Find each line with the string "right" and report it.

(Records excerpted from a collection)
>>>>>
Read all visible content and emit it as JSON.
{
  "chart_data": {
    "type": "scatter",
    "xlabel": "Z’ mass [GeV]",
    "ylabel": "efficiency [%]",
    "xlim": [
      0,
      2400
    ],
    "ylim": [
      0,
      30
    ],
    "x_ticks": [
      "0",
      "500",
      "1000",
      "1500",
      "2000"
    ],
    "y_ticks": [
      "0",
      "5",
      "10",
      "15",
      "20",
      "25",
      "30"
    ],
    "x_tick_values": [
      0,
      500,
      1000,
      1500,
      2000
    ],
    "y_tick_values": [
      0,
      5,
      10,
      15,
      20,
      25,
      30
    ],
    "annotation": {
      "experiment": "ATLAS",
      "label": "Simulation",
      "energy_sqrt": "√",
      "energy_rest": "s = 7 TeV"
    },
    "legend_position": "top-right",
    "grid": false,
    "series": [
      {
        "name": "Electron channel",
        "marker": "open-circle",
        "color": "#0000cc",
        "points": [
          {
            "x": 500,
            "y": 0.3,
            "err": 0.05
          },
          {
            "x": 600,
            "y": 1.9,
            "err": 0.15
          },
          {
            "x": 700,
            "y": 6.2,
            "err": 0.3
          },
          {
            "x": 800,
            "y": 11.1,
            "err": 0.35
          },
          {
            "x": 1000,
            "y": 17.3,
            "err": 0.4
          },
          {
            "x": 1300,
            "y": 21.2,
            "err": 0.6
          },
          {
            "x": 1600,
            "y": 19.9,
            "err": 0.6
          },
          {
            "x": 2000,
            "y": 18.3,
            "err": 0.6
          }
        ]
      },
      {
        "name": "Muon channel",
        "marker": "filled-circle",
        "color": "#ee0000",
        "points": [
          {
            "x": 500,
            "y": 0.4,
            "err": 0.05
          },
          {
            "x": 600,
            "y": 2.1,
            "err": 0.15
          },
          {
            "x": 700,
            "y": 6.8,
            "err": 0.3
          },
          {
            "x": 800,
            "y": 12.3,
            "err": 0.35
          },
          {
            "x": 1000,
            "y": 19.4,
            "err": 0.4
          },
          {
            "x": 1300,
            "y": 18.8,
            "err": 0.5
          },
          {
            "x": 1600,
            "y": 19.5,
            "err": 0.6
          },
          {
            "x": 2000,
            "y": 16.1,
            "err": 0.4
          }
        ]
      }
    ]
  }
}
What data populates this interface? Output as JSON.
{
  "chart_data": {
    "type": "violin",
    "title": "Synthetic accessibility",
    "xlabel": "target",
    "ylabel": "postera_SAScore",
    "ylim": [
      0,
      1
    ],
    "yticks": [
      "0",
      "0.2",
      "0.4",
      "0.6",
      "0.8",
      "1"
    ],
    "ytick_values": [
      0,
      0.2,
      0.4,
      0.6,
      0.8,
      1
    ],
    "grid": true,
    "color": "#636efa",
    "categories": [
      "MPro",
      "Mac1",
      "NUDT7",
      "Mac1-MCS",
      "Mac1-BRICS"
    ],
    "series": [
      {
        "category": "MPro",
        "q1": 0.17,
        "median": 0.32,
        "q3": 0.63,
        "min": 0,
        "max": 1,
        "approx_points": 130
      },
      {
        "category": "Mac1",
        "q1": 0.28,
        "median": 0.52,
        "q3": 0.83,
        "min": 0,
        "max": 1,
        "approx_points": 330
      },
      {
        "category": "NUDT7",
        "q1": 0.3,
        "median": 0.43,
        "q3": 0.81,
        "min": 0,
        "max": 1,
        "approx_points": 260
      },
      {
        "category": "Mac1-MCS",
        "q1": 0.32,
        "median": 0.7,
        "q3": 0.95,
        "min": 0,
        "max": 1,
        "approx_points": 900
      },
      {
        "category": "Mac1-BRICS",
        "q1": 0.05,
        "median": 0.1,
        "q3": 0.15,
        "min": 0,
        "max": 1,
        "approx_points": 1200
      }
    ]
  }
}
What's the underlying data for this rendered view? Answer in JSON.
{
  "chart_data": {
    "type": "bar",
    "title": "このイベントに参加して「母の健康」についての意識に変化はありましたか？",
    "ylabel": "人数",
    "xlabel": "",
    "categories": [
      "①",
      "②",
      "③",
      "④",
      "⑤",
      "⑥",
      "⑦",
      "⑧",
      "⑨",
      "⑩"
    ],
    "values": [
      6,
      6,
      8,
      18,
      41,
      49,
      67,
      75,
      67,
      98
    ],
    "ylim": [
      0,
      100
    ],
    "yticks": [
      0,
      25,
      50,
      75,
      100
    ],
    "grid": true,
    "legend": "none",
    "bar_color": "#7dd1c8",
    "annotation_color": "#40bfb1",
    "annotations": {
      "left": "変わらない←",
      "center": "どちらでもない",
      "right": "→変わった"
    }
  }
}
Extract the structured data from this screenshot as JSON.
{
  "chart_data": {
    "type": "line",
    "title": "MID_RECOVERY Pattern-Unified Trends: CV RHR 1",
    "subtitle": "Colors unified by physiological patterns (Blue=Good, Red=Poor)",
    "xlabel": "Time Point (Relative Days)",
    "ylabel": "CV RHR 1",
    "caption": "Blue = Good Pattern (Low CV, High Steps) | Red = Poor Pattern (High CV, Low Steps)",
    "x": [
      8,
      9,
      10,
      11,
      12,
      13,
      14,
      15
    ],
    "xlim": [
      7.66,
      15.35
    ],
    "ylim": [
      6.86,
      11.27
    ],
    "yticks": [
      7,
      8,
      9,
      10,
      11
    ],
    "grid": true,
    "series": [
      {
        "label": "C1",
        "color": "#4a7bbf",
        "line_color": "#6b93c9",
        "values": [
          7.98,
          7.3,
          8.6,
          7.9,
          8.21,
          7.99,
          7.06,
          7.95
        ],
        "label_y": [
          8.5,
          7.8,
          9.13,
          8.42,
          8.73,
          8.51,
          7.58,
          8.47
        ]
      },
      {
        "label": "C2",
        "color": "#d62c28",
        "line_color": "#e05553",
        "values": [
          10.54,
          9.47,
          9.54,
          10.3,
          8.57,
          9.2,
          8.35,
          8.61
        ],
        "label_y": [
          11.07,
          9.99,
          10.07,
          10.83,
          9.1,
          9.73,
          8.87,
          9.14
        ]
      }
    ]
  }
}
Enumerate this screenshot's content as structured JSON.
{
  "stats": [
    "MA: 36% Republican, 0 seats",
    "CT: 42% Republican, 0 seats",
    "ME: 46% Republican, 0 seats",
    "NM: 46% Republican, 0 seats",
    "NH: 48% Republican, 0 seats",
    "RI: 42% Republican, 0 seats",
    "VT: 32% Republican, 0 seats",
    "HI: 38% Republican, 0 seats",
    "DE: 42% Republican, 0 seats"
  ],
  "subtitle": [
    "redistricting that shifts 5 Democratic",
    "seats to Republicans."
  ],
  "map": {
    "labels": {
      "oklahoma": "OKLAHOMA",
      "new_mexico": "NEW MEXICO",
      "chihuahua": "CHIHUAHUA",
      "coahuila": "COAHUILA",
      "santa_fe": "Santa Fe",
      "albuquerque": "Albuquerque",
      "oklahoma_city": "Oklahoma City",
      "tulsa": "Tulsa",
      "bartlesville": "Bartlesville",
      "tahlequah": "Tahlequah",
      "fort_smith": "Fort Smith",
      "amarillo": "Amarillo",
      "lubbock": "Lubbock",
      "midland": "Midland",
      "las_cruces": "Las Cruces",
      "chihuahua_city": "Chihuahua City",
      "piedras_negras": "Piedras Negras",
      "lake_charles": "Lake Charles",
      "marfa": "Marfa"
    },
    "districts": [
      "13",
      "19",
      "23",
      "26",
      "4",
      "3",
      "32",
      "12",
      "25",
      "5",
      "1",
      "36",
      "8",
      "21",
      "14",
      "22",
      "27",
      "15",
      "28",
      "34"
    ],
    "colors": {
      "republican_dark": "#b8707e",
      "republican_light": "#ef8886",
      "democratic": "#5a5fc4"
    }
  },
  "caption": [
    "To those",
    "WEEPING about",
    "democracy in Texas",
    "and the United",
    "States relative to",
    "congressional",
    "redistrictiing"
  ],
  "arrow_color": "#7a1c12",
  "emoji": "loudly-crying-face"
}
<<<<<
_Answer for the task_:
    "legend_position": "top-right",
      "right": "→変わった"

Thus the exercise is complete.